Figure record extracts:
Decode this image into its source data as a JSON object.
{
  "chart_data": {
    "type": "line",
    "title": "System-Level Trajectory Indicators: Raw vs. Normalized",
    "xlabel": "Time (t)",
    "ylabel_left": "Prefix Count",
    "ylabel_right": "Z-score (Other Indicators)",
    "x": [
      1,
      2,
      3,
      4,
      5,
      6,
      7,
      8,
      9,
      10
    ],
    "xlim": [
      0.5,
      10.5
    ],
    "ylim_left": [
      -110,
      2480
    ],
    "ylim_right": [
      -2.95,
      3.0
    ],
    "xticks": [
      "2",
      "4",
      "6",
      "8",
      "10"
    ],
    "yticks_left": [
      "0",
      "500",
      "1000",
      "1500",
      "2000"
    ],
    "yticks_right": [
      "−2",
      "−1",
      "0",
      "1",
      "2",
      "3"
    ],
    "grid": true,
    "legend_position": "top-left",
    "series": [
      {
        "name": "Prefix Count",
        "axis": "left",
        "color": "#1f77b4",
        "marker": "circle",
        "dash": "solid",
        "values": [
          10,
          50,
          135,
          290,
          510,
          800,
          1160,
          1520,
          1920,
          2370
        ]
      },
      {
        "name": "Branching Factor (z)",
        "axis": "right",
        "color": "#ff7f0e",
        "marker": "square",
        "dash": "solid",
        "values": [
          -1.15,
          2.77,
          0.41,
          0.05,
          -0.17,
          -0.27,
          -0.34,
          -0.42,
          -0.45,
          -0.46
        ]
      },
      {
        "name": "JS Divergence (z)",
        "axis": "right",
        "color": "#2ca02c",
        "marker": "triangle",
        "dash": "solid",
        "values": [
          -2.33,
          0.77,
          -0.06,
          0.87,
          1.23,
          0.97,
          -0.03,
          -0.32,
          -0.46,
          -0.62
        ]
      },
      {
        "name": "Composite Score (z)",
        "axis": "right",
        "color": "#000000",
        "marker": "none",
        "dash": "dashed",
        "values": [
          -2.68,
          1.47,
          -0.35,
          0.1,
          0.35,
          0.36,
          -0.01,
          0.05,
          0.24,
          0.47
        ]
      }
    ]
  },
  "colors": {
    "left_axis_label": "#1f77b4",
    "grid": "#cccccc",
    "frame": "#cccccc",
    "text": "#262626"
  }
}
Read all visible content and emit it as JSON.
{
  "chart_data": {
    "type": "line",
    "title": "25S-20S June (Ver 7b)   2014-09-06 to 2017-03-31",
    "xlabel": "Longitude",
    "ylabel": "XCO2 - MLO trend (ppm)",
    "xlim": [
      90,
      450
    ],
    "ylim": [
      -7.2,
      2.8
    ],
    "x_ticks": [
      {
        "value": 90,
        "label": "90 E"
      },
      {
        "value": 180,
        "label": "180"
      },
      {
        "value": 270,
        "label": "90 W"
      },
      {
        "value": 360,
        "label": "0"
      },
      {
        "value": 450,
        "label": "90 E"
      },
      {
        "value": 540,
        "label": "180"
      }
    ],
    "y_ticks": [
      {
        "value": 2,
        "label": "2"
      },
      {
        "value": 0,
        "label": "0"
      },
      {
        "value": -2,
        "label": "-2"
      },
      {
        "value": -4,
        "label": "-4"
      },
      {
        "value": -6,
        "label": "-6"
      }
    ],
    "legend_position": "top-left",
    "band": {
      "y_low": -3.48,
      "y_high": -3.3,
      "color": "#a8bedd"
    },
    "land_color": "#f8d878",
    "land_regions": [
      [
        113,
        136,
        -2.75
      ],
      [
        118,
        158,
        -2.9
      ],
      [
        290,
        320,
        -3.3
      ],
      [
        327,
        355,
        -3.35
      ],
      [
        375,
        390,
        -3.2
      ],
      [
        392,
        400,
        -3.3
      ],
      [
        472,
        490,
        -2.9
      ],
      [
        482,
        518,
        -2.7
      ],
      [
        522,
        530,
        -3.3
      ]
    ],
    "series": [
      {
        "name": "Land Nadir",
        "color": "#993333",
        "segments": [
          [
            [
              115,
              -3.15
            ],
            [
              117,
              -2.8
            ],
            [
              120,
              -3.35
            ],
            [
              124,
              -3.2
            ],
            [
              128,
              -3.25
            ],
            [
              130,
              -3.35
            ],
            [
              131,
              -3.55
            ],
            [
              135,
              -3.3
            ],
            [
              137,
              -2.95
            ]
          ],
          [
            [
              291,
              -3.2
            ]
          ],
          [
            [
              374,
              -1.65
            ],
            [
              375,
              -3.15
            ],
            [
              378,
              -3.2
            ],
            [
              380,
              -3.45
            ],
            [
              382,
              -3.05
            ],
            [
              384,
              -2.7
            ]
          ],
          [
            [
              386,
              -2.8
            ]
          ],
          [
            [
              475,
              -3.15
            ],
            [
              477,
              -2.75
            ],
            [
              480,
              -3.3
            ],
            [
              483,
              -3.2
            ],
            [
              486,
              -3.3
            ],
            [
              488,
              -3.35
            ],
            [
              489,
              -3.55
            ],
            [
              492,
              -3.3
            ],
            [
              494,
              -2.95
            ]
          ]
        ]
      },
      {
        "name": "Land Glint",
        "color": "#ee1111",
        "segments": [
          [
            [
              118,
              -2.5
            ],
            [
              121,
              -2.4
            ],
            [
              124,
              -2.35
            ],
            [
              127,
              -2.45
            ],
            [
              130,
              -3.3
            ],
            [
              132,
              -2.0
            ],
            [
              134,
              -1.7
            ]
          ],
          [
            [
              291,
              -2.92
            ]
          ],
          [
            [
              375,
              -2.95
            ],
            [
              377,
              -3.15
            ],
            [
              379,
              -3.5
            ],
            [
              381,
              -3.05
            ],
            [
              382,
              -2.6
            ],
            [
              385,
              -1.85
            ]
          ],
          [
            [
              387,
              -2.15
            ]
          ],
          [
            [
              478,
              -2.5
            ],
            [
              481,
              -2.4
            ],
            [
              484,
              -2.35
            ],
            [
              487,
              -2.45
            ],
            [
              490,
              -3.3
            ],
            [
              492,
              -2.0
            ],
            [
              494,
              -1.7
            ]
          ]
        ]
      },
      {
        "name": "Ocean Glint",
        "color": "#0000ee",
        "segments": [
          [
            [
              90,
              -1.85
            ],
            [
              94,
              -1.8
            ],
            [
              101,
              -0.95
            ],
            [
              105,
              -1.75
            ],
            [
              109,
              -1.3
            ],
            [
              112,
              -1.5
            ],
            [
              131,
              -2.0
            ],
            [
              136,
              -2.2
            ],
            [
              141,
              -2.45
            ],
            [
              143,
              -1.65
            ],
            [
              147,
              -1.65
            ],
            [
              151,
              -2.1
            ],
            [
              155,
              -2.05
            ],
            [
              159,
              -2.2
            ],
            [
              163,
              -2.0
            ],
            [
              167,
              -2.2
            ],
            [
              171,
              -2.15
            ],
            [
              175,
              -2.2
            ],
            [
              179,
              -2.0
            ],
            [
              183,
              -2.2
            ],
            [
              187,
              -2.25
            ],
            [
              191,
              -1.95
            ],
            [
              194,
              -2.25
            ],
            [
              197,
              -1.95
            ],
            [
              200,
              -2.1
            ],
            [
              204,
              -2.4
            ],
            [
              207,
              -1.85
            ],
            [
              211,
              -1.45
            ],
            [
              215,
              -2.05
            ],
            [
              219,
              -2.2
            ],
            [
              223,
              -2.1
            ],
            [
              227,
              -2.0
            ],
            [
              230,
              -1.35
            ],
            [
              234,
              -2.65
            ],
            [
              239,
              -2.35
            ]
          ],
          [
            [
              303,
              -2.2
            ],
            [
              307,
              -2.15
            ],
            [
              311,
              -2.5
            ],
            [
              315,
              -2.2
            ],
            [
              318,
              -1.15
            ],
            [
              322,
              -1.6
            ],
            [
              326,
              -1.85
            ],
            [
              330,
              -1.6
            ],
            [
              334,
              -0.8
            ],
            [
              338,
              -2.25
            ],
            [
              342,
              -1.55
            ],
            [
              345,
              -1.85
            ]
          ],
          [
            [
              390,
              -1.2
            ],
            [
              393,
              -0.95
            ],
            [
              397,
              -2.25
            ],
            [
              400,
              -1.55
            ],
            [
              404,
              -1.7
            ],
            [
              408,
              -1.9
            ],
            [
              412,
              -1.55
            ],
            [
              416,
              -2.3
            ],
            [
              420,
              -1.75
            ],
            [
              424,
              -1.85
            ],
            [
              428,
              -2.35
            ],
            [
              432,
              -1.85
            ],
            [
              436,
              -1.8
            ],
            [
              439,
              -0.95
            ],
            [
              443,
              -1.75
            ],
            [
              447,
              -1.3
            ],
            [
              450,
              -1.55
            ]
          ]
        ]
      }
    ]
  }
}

§ Task statement:
How many lines of the entries above hold the string "Count"? Reply with the number alone.

§ Complete answer:
2